According to the post about the button circuit, what is the writer's only theory for why the circuit is not working correctly?

# Extract provided:
————————
Simple Button Circuit Not Behaving Correctly

I am trying to test an Arduino circuit which uses a button, I believe I have the circuit
setup correctly except the button ignores when it has been pressed, however when I wiggle
pin 2's wire - the wire which should be connecting the Arduino & button, it acts as if the
button has been pressed or not depending on how it is wiggled.

When the button state is equal to high, an LED should light up and a string should
be printed to the serial monitor, this part behaves as expected but is dependent on the
wiggling of pin 2's wire

My only theory as to why this circuit is not working correctly is due to (a) faulty wire/s, I
have ensured no wires are loose & even used different wires. Please help.

Circuit Diagram & Sketch:

Please tell me anything else I should provide. Thanks.

I have since attached 2 pictures of the circuit (forgive the photography) & the sketch. Again, thank-you.

Feel free to request a different picture of the circuit however I couldn't post both due to 'entity is too large error'.

// constants won't change. They're used here to
// set pin numbers:
const int buttonPin = 2;     // the number of the pushbutton pin
const int ledPin =  13;      // the number of the LED pin

// variables will change:
int buttonState = 0;         // variable for reading the pushbutton status

void setup() {
  // initialize the LED pin as an output:
  pinMode(ledPin, OUTPUT);
  // initialize the pushbutton pin as an input:
  pinMode(buttonPin, INPUT);

void loop() {
  // read the state of the pushbutton value:
  buttonState = digitalRead(buttonPin);

  // check if the pushbutton is pressed.
————————
Bounding box prediction records:

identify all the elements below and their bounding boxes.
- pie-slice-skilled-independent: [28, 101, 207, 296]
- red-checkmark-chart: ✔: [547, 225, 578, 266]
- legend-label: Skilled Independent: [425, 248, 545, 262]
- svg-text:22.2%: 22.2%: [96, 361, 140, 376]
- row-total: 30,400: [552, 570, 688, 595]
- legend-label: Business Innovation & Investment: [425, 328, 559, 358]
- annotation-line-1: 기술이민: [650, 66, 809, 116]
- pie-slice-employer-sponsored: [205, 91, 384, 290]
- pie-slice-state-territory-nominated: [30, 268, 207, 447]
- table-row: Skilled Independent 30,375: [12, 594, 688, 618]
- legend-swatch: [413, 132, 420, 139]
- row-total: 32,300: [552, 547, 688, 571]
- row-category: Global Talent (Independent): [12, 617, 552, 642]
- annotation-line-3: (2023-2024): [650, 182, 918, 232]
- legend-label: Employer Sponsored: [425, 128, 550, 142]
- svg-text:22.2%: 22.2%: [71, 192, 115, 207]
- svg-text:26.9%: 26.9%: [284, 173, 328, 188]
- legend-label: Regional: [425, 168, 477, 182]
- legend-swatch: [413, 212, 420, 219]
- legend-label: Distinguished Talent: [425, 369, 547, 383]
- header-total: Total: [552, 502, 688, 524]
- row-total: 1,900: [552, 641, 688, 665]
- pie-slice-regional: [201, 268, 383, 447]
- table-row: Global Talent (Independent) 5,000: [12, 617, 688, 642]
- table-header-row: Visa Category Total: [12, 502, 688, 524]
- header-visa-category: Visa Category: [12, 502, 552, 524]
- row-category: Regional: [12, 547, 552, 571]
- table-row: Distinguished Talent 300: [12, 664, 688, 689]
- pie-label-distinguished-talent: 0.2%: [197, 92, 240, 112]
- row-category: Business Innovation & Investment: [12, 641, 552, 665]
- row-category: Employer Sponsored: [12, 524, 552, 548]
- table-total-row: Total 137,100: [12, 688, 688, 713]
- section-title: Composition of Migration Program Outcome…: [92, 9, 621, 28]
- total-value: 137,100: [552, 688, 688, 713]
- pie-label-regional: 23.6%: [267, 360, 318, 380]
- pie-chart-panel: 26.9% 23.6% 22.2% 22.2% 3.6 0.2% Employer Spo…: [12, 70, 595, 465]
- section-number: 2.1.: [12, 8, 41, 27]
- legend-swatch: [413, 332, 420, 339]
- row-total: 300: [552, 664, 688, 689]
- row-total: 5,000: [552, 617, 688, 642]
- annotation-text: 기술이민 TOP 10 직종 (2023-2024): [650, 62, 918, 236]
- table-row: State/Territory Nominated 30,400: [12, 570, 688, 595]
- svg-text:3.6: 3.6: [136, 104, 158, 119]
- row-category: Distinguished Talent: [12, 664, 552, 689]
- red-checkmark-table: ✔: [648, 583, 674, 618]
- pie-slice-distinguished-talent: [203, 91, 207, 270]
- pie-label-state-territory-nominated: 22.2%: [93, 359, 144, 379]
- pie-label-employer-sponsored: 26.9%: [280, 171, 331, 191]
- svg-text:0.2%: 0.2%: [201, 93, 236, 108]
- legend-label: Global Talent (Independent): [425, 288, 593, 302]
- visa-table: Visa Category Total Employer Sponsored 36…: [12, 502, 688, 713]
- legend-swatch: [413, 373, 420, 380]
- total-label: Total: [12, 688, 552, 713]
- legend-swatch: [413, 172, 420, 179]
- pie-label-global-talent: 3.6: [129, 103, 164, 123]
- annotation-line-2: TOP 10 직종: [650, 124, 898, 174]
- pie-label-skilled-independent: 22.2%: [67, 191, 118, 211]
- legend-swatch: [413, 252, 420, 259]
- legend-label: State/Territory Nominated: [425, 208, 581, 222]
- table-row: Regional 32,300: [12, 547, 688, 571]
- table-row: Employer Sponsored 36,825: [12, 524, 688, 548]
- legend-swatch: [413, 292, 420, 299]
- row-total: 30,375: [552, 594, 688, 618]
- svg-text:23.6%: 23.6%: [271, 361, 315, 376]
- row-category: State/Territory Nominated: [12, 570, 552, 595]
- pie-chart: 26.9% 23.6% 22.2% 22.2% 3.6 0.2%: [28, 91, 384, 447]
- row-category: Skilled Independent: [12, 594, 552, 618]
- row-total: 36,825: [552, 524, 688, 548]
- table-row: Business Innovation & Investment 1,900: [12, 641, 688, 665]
————————
# Written reply:
Faulty wires.